WHAT THE TASK REQUIRES: Scan the entries for the string "month" and give the number of lines that have it, nothing further.

[START SUPPLIED RECORDS]

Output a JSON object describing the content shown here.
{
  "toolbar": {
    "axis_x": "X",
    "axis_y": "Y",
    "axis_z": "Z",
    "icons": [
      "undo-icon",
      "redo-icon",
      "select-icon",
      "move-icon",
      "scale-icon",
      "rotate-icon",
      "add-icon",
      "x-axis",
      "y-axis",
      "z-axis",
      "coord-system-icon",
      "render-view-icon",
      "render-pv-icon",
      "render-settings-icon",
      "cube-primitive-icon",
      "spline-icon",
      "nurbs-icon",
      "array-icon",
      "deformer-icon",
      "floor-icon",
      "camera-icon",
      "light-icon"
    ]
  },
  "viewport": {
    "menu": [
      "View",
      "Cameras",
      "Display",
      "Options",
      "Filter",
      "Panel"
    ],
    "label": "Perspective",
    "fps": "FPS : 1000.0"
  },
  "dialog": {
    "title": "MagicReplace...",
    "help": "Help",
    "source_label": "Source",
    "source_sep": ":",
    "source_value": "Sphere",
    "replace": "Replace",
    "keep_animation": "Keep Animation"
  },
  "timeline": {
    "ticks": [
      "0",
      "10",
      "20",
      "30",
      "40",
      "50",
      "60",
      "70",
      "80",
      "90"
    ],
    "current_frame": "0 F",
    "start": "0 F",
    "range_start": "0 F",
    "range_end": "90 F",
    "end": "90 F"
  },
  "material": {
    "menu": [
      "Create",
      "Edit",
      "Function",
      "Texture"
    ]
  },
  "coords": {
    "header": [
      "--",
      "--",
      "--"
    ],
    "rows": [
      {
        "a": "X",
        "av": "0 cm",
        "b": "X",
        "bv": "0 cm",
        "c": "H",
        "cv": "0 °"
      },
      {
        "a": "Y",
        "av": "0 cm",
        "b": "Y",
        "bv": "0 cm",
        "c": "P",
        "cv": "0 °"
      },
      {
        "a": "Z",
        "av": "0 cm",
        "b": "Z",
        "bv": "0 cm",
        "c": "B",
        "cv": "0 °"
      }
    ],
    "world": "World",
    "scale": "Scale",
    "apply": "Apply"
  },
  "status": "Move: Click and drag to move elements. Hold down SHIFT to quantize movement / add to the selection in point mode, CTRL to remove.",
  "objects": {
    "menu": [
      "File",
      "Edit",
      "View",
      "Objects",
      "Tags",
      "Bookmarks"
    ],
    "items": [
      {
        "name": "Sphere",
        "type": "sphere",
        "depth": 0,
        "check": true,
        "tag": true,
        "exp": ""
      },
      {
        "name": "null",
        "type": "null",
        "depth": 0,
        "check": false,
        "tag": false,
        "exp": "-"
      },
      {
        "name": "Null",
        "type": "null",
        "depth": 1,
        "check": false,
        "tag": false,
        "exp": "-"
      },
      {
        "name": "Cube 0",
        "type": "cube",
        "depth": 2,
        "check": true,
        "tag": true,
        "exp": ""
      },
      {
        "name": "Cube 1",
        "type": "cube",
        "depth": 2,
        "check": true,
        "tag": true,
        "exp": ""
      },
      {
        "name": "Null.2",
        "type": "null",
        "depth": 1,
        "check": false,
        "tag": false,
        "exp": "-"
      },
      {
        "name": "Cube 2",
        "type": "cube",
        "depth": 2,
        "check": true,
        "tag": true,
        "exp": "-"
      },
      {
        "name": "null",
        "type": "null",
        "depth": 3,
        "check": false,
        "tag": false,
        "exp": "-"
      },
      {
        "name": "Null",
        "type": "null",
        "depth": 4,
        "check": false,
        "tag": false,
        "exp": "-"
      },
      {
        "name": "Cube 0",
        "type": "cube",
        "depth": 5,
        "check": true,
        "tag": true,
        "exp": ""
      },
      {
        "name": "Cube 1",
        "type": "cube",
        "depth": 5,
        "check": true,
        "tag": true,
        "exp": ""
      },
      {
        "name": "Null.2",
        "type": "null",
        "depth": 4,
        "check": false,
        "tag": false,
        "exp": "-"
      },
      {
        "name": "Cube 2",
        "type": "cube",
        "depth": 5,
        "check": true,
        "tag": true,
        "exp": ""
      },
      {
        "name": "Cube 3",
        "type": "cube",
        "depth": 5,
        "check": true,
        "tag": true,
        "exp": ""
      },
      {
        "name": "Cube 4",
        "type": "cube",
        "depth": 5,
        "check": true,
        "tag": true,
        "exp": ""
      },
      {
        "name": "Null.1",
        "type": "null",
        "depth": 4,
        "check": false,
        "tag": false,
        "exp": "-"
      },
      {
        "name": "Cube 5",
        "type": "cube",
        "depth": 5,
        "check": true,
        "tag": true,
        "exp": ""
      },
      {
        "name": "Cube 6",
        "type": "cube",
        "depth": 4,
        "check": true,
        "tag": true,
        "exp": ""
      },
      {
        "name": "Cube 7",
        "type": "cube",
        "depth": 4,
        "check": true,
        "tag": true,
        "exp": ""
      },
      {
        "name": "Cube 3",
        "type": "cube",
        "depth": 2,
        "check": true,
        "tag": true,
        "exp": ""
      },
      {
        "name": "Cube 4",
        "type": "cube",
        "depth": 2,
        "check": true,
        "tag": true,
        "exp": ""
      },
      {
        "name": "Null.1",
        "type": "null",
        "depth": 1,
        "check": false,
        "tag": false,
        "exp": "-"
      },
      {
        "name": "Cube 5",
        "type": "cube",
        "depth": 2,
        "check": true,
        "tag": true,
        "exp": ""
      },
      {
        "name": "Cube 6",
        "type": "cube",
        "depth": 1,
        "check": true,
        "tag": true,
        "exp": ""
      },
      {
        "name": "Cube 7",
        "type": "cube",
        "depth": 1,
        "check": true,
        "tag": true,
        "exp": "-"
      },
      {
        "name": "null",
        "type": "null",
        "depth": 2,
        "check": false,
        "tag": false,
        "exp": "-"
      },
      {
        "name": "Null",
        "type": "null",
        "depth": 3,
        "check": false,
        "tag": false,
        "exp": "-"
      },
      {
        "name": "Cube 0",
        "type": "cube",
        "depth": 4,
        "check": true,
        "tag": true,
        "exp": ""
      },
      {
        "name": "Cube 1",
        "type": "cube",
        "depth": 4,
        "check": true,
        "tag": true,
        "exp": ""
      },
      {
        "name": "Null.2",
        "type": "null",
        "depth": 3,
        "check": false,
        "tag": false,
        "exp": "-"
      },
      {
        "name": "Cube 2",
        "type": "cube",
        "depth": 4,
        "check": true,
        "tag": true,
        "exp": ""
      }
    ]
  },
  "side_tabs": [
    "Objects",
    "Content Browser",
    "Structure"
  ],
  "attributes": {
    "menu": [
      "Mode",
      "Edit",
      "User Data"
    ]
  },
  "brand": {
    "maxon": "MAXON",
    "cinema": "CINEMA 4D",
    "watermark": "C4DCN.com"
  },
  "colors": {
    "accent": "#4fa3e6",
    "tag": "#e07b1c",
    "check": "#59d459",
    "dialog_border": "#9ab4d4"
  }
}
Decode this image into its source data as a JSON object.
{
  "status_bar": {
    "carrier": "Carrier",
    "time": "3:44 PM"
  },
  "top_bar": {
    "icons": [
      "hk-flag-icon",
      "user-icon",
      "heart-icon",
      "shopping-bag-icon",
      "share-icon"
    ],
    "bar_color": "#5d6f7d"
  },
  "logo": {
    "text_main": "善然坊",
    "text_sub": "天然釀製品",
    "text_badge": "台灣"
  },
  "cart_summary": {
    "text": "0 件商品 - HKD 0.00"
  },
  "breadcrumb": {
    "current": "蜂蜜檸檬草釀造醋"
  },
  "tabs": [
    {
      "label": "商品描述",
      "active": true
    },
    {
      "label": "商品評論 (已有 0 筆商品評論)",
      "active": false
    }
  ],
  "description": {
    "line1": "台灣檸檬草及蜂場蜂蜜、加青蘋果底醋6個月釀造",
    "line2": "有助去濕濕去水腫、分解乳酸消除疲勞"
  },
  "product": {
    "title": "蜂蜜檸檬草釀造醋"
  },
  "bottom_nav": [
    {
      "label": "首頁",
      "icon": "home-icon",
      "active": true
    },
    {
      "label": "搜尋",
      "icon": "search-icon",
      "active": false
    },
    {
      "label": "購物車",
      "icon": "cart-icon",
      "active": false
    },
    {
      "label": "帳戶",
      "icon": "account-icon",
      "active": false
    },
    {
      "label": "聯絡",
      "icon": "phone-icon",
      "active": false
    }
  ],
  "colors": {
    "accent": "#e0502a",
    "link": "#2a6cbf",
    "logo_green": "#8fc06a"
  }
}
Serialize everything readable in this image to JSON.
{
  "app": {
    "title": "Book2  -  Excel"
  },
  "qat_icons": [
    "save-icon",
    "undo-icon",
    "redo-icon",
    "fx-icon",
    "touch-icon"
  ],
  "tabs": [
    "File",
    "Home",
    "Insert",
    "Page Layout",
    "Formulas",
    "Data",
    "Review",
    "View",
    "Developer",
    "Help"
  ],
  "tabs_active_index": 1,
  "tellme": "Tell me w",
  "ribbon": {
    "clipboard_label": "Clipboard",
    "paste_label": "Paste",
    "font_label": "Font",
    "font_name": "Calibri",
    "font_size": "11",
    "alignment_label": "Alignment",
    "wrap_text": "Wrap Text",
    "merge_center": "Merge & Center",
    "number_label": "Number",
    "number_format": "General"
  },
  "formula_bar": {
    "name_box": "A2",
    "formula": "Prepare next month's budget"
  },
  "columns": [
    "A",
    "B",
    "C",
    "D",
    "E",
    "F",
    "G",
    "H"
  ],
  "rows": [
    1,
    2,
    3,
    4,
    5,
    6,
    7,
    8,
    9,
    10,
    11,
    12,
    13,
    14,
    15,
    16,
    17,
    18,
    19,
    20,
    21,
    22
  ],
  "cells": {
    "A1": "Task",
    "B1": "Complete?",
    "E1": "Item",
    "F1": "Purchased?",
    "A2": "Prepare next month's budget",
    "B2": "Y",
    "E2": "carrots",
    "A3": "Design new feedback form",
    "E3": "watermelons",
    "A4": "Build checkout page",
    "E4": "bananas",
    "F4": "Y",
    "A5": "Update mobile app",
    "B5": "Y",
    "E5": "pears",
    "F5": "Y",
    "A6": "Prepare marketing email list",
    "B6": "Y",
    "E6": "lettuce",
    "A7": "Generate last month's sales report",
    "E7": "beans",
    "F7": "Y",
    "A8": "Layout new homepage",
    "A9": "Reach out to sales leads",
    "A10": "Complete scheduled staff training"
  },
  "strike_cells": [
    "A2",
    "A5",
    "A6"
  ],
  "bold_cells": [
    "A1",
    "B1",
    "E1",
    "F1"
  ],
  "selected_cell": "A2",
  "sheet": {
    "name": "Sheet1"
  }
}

[END SUPPLIED RECORDS]

ANSWER FOR THIS EXERCISE: 3